DESCRIPTION OF THE TASK »
Each entry below should be written out exactly as it is, with no pictures.

DATA PROVIDED »
==========
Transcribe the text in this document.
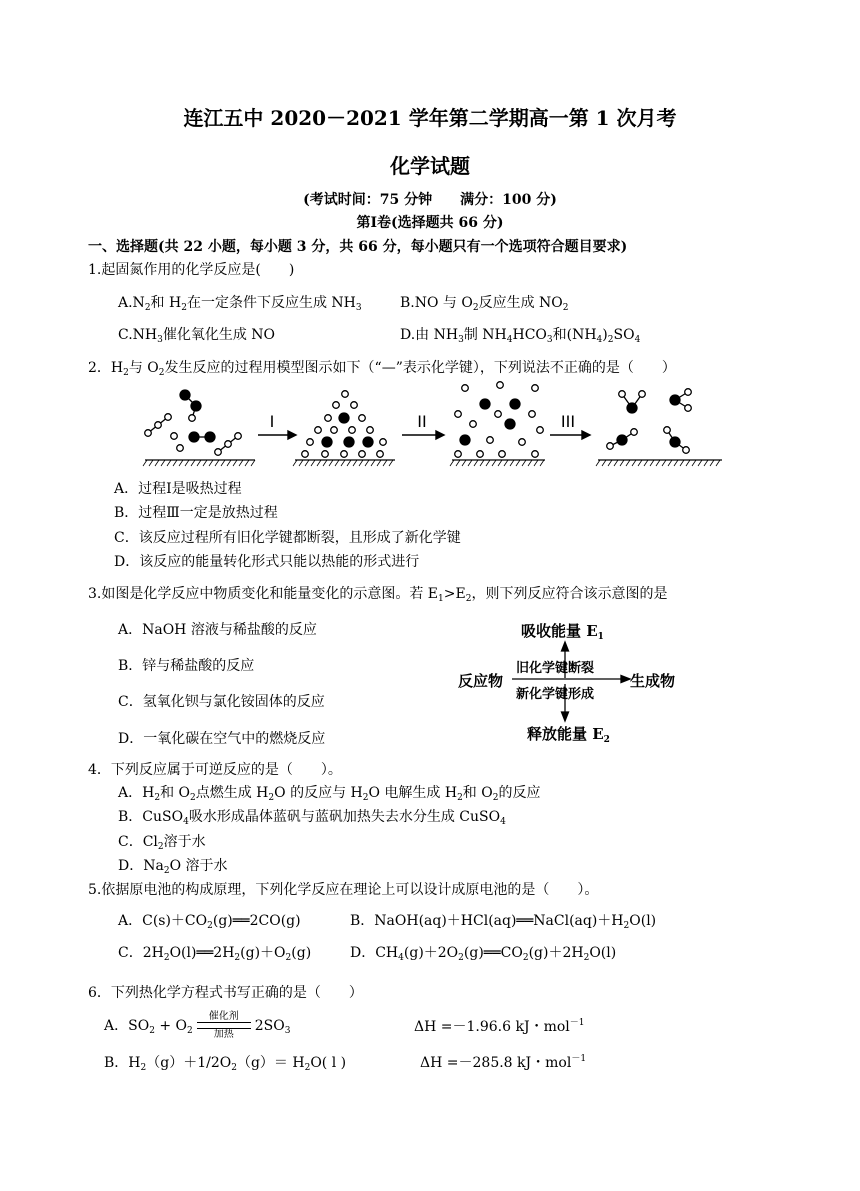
连江五中 2020－2021 学年第二学期高一第 1 次月考
化学试题
(考试时间：75 分钟　　满分：100 分)
第Ⅰ卷(选择题共 66 分)
一、选择题(共 22 小题，每小题 3 分，共 66 分，每小题只有一个选项符合题目要求)
1.起固氮作用的化学反应是(　　)
$A.N_2$和 $H_2$在一定条件下反应生成 $NH_3$	B.NO 与 $O_2$反应生成 $NO_2$
$C.NH_3$催化氧化生成 NO	D.由 $NH_3$制 $NH_4HCO_3$和$(NH_4)_2SO_4$
2．$H_2$与 $O_2$发生反应的过程用模型图示如下（“—”表示化学键），下列说法不正确的是（　　）
I	II	III
A．过程Ⅰ是吸热过程
B．过程Ⅲ一定是放热过程
C．该反应过程所有旧化学键都断裂，且形成了新化学键
D．该反应的能量转化形式只能以热能的形式进行
3.如图是化学反应中物质变化和能量变化的示意图。若 $E_1>E_2$，则下列反应符合该示意图的是
A．NaOH 溶液与稀盐酸的反应
B．锌与稀盐酸的反应
C．氢氧化钡与氯化铵固体的反应
D．一氧化碳在空气中的燃烧反应
吸收能量 $E_1$
反应物
旧化学键断裂
新化学键形成
生成物
释放能量 $E_2$
4．下列反应属于可逆反应的是（　　）。
A．$H_2$和 $O_2$点燃生成 $H_2O$ 的反应与 $H_2O$ 电解生成 $H_2$和 $O_2$的反应
B．CuSO$_4$吸水形成晶体蓝矾与蓝矾加热失去水分生成 CuSO$_4$
C．$Cl_2$溶于水
D．$Na_2O$ 溶于水
5.依据原电池的构成原理，下列化学反应在理论上可以设计成原电池的是（　　）。
A．$C(s)+CO_2(g)══2CO(g)$	B．$NaOH(aq)+HCl(aq)══NaCl(aq)+H_2O(l)$
C．$2H_2O(l)══2H_2(g)+O_2(g)$	D．$CH_4(g)+2O_2(g)══CO_2(g)+2H_2O(l)$
6．下列热化学方程式书写正确的是（　　）
A．$SO_2 + O_2$催化剂
加热$2SO_3$	ΔH =－1.96.6 kJ・mol$^{-1}$
B．$H_2(g)+1/2O_2(g)= H_2O$( l )	ΔH =－285.8 kJ・mol$^{-1}$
==========
FINISHED ANSWER »
Transcribe the text in this document.
连江五中 2020－2021 学年第二学期高一第 1 次月考
化学试题
(考试时间：75 分钟　　满分：100 分)
第Ⅰ卷(选择题共 66 分)
一、选择题(共 22 小题，每小题 3 分，共 66 分，每小题只有一个选项符合题目要求)
1.起固氮作用的化学反应是(　　)
$A.N_2$和 $H_2$在一定条件下反应生成 $NH_3$	B.NO 与 $O_2$反应生成 $NO_2$
$C.NH_3$催化氧化生成 NO	D.由 $NH_3$制 $NH_4HCO_3$和$(NH_4)_2SO_4$
2．$H_2$与 $O_2$发生反应的过程用模型图示如下（“—”表示化学键），下列说法不正确的是（　　）
I	II	III
A．过程Ⅰ是吸热过程
B．过程Ⅲ一定是放热过程
C．该反应过程所有旧化学键都断裂，且形成了新化学键
D．该反应的能量转化形式只能以热能的形式进行
3.如图是化学反应中物质变化和能量变化的示意图。若 $E_1>E_2$，则下列反应符合该示意图的是
A．NaOH 溶液与稀盐酸的反应
B．锌与稀盐酸的反应
C．氢氧化钡与氯化铵固体的反应
D．一氧化碳在空气中的燃烧反应
吸收能量 $E_1$
反应物
旧化学键断裂
新化学键形成
生成物
释放能量 $E_2$
4．下列反应属于可逆反应的是（　　）。
A．$H_2$和 $O_2$点燃生成 $H_2O$ 的反应与 $H_2O$ 电解生成 $H_2$和 $O_2$的反应
B．CuSO$_4$吸水形成晶体蓝矾与蓝矾加热失去水分生成 CuSO$_4$
C．$Cl_2$溶于水
D．$Na_2O$ 溶于水
5.依据原电池的构成原理，下列化学反应在理论上可以设计成原电池的是（　　）。
A．$C(s)+CO_2(g)══2CO(g)$	B．$NaOH(aq)+HCl(aq)══NaCl(aq)+H_2O(l)$
C．$2H_2O(l)══2H_2(g)+O_2(g)$	D．$CH_4(g)+2O_2(g)══CO_2(g)+2H_2O(l)$
6．下列热化学方程式书写正确的是（　　）
A．$SO_2 + O_2$催化剂
加热$2SO_3$	ΔH =－1.96.6 kJ・mol$^{-1}$
B．$H_2(g)+1/2O_2(g)= H_2O$( l )	ΔH =－285.8 kJ・mol$^{-1}$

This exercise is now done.